→ Written request
Go through the lines below and copy each one that holds the string "September".

→ Extracted information
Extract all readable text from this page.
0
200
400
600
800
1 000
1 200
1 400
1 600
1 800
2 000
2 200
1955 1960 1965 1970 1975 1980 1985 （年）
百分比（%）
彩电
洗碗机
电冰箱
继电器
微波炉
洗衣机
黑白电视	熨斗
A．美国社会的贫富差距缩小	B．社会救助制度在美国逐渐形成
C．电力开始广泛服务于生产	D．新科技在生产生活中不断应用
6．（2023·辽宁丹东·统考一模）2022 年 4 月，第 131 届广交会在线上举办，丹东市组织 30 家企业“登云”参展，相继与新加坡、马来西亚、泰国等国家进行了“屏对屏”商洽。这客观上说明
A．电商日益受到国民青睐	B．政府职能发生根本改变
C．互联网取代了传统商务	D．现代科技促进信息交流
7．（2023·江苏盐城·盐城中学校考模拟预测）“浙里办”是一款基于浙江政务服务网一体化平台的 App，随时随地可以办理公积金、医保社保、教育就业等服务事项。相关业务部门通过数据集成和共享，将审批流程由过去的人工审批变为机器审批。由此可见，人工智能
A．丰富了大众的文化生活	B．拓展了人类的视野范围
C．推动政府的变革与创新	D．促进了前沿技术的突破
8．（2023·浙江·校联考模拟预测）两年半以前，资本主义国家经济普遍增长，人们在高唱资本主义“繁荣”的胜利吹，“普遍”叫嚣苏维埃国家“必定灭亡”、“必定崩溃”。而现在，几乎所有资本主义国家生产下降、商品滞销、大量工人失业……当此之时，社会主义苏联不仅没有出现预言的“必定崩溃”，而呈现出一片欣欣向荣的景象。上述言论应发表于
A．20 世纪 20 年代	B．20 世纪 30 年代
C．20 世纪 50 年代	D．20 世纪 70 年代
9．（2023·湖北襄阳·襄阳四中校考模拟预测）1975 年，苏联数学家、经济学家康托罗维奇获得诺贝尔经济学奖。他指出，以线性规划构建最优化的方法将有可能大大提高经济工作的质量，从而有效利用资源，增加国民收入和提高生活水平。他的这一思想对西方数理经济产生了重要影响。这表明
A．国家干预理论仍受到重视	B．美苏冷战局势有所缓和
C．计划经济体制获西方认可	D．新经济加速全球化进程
==
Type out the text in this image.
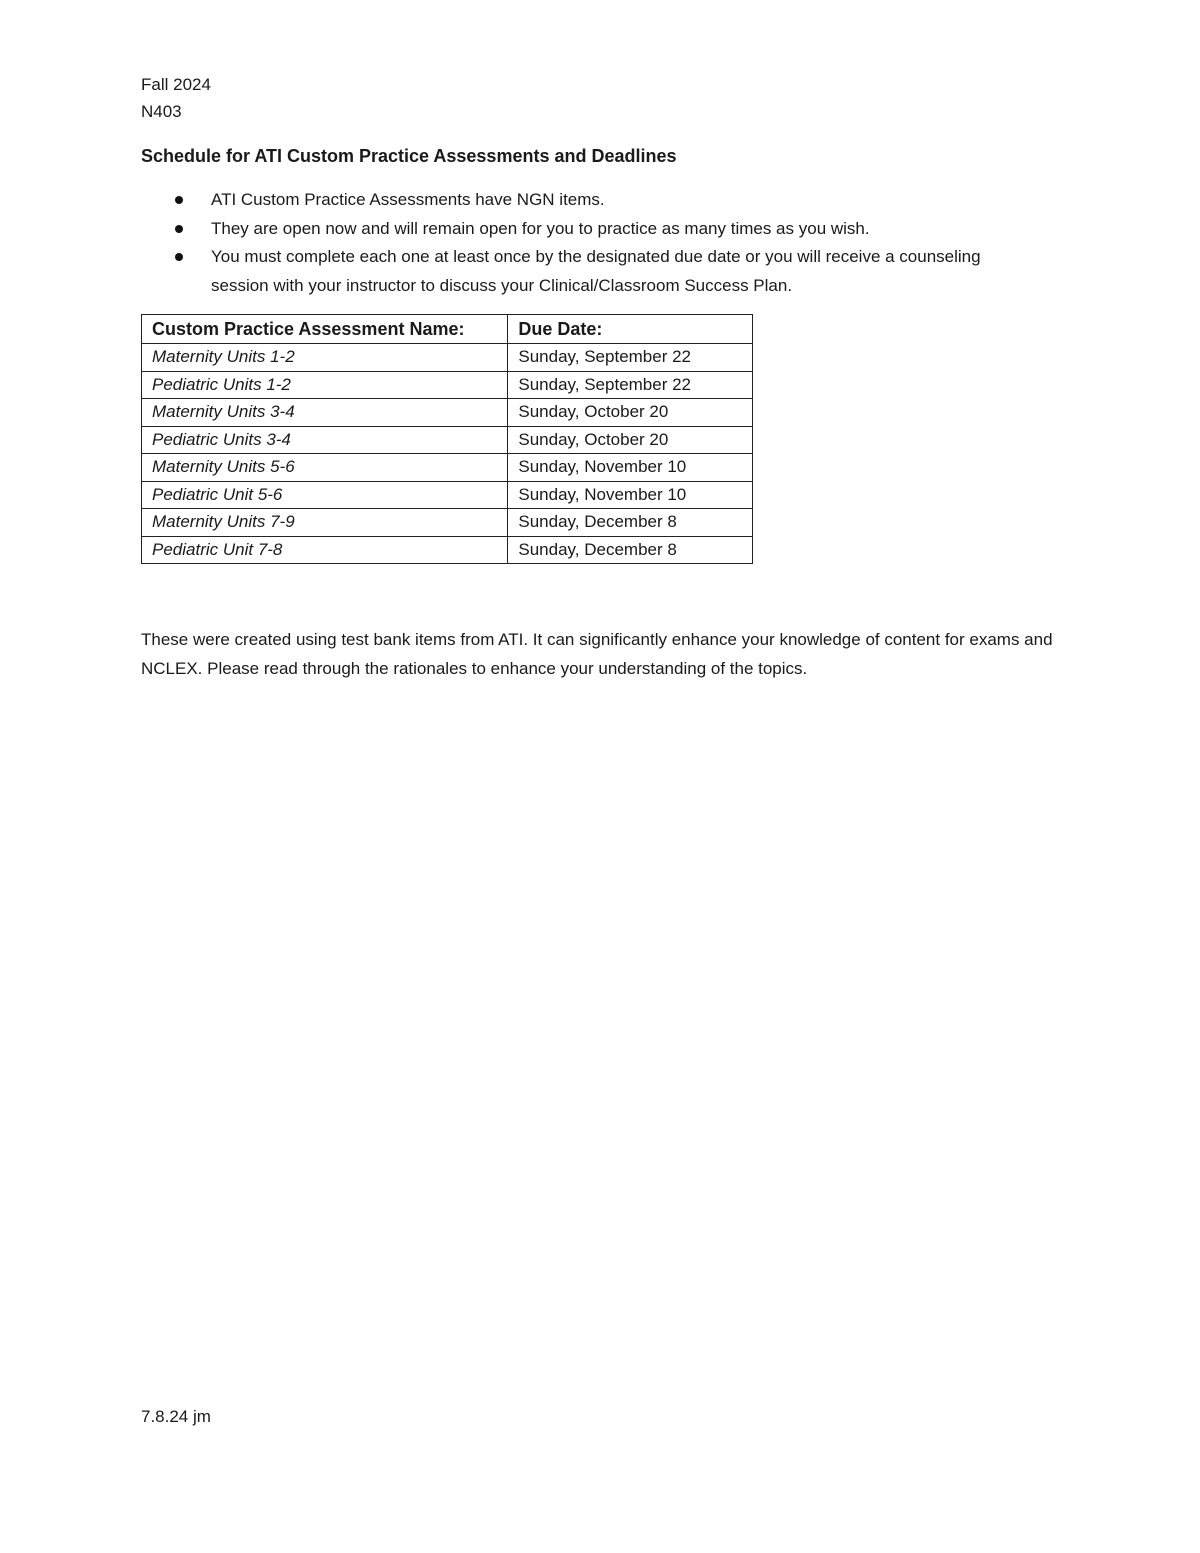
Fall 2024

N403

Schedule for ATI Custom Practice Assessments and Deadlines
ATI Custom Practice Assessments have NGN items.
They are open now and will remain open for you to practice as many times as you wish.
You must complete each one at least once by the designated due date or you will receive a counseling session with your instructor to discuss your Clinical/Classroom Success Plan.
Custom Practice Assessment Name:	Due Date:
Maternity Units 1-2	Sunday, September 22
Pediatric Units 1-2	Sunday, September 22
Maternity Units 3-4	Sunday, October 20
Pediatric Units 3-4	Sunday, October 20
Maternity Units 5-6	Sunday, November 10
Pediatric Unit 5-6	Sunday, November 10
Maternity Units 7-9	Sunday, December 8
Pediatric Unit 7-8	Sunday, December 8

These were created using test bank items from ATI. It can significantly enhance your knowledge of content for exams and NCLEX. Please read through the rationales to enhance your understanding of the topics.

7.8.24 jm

→ Result of this exercise
Maternity Units 1-2	Sunday, September 22
Pediatric Units 1-2	Sunday, September 22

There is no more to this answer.